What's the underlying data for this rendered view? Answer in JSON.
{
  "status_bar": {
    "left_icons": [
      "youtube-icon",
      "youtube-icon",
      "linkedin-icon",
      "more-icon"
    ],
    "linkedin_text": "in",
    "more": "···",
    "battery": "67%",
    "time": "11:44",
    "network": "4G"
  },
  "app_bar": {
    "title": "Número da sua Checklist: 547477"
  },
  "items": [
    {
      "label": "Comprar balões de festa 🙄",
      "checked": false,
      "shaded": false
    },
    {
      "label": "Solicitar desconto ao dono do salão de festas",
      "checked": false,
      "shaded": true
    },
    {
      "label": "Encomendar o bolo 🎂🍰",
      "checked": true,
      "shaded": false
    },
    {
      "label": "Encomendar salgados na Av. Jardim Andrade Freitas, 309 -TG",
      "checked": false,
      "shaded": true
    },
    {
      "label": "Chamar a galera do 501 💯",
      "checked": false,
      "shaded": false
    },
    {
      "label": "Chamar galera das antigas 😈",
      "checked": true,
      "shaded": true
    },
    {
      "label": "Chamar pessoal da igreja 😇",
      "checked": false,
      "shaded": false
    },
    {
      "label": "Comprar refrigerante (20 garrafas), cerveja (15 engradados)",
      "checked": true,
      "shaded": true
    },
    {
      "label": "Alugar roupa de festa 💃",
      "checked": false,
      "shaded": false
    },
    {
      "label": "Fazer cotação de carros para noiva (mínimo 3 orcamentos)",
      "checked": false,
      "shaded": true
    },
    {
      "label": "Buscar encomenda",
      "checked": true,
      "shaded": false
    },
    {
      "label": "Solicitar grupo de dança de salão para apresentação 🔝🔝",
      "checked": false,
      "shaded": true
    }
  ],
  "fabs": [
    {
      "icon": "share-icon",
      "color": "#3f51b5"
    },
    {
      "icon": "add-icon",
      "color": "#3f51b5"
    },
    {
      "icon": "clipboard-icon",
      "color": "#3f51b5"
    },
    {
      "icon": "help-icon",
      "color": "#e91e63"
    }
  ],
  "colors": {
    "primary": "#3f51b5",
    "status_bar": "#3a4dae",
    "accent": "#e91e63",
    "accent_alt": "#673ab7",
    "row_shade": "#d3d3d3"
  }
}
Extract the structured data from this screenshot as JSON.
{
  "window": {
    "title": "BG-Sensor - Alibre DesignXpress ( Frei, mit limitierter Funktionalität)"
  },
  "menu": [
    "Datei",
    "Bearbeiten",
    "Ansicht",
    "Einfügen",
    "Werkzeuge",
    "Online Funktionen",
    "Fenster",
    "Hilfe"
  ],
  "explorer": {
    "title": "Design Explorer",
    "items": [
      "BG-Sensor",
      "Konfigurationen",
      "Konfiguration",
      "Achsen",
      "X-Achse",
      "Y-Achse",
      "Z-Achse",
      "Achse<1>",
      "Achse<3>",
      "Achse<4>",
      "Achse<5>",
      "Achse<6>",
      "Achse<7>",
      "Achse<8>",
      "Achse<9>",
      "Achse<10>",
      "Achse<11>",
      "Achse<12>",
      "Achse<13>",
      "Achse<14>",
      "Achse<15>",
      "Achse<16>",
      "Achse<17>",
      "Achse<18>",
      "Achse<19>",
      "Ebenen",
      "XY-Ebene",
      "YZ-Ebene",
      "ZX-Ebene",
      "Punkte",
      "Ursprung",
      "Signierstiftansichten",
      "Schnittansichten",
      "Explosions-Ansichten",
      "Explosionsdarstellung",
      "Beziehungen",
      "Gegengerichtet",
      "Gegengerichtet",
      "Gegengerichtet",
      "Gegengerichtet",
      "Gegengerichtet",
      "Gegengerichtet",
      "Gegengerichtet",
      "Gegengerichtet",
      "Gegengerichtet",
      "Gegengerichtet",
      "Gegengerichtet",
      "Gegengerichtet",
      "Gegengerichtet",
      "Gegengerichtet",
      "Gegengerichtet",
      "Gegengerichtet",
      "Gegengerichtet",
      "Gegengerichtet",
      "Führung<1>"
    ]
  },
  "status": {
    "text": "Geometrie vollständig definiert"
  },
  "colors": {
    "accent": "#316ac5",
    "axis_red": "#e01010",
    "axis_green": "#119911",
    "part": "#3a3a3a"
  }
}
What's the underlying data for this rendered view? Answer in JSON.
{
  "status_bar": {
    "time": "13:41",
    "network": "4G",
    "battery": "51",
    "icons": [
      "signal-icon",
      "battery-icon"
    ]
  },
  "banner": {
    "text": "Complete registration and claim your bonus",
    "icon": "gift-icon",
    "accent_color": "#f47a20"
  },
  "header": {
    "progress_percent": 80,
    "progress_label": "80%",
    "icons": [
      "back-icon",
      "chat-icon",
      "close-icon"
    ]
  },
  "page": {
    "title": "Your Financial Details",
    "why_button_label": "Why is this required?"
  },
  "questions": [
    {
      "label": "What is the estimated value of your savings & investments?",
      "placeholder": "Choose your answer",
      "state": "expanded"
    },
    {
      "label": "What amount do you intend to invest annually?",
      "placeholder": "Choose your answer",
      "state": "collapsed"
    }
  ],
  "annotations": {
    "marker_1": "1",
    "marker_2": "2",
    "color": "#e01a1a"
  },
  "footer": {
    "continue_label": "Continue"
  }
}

WRITTEN EXERCISE:
Return the whole listing exactly.

CORRECT OUTPUT:
What's the underlying data for this rendered view? Answer in JSON.
{
  "status_bar": {
    "left_icons": [
      "youtube-icon",
      "youtube-icon",
      "linkedin-icon",
      "more-icon"
    ],
    "linkedin_text": "in",
    "more": "···",
    "battery": "67%",
    "time": "11:44",
    "network": "4G"
  },
  "app_bar": {
    "title": "Número da sua Checklist: 547477"
  },
  "items": [
    {
      "label": "Comprar balões de festa 🙄",
      "checked": false,
      "shaded": false
    },
    {
      "label": "Solicitar desconto ao dono do salão de festas",
      "checked": false,
      "shaded": true
    },
    {
      "label": "Encomendar o bolo 🎂🍰",
      "checked": true,
      "shaded": false
    },
    {
      "label": "Encomendar salgados na Av. Jardim Andrade Freitas, 309 -TG",
      "checked": false,
      "shaded": true
    },
    {
      "label": "Chamar a galera do 501 💯",
      "checked": false,
      "shaded": false
    },
    {
      "label": "Chamar galera das antigas 😈",
      "checked": true,
      "shaded": true
    },
    {
      "label": "Chamar pessoal da igreja 😇",
      "checked": false,
      "shaded": false
    },
    {
      "label": "Comprar refrigerante (20 garrafas), cerveja (15 engradados)",
      "checked": true,
      "shaded": true
    },
    {
      "label": "Alugar roupa de festa 💃",
      "checked": false,
      "shaded": false
    },
    {
      "label": "Fazer cotação de carros para noiva (mínimo 3 orcamentos)",
      "checked": false,
      "shaded": true
    },
    {
      "label": "Buscar encomenda",
      "checked": true,
      "shaded": false
    },
    {
      "label": "Solicitar grupo de dança de salão para apresentação 🔝🔝",
      "checked": false,
      "shaded": true
    }
  ],
  "fabs": [
    {
      "icon": "share-icon",
      "color": "#3f51b5"
    },
    {
      "icon": "add-icon",
      "color": "#3f51b5"
    },
    {
      "icon": "clipboard-icon",
      "color": "#3f51b5"
    },
    {
      "icon": "help-icon",
      "color": "#e91e63"
    }
  ],
  "colors": {
    "primary": "#3f51b5",
    "status_bar": "#3a4dae",
    "accent": "#e91e63",
    "accent_alt": "#673ab7",
    "row_shade": "#d3d3d3"
  }
}
Extract the structured data from this screenshot as JSON.
{
  "window": {
    "title": "BG-Sensor - Alibre DesignXpress ( Frei, mit limitierter Funktionalität)"
  },
  "menu": [
    "Datei",
    "Bearbeiten",
    "Ansicht",
    "Einfügen",
    "Werkzeuge",
    "Online Funktionen",
    "Fenster",
    "Hilfe"
  ],
  "explorer": {
    "title": "Design Explorer",
    "items": [
      "BG-Sensor",
      "Konfigurationen",
      "Konfiguration",
      "Achsen",
      "X-Achse",
      "Y-Achse",
      "Z-Achse",
      "Achse<1>",
      "Achse<3>",
      "Achse<4>",
      "Achse<5>",
      "Achse<6>",
      "Achse<7>",
      "Achse<8>",
      "Achse<9>",
      "Achse<10>",
      "Achse<11>",
      "Achse<12>",
      "Achse<13>",
      "Achse<14>",
      "Achse<15>",
      "Achse<16>",
      "Achse<17>",
      "Achse<18>",
      "Achse<19>",
      "Ebenen",
      "XY-Ebene",
      "YZ-Ebene",
      "ZX-Ebene",
      "Punkte",
      "Ursprung",
      "Signierstiftansichten",
      "Schnittansichten",
      "Explosions-Ansichten",
      "Explosionsdarstellung",
      "Beziehungen",
      "Gegengerichtet",
      "Gegengerichtet",
      "Gegengerichtet",
      "Gegengerichtet",
      "Gegengerichtet",
      "Gegengerichtet",
      "Gegengerichtet",
      "Gegengerichtet",
      "Gegengerichtet",
      "Gegengerichtet",
      "Gegengerichtet",
      "Gegengerichtet",
      "Gegengerichtet",
      "Gegengerichtet",
      "Gegengerichtet",
      "Gegengerichtet",
      "Gegengerichtet",
      "Gegengerichtet",
      "Führung<1>"
    ]
  },
  "status": {
    "text": "Geometrie vollständig definiert"
  },
  "colors": {
    "accent": "#316ac5",
    "axis_red": "#e01010",
    "axis_green": "#119911",
    "part": "#3a3a3a"
  }
}
What's the underlying data for this rendered view? Answer in JSON.
{
  "status_bar": {
    "time": "13:41",
    "network": "4G",
    "battery": "51",
    "icons": [
      "signal-icon",
      "battery-icon"
    ]
  },
  "banner": {
    "text": "Complete registration and claim your bonus",
    "icon": "gift-icon",
    "accent_color": "#f47a20"
  },
  "header": {
    "progress_percent": 80,
    "progress_label": "80%",
    "icons": [
      "back-icon",
      "chat-icon",
      "close-icon"
    ]
  },
  "page": {
    "title": "Your Financial Details",
    "why_button_label": "Why is this required?"
  },
  "questions": [
    {
      "label": "What is the estimated value of your savings & investments?",
      "placeholder": "Choose your answer",
      "state": "expanded"
    },
    {
      "label": "What amount do you intend to invest annually?",
      "placeholder": "Choose your answer",
      "state": "collapsed"
    }
  ],
  "annotations": {
    "marker_1": "1",
    "marker_2": "2",
    "color": "#e01a1a"
  },
  "footer": {
    "continue_label": "Continue"
  }
}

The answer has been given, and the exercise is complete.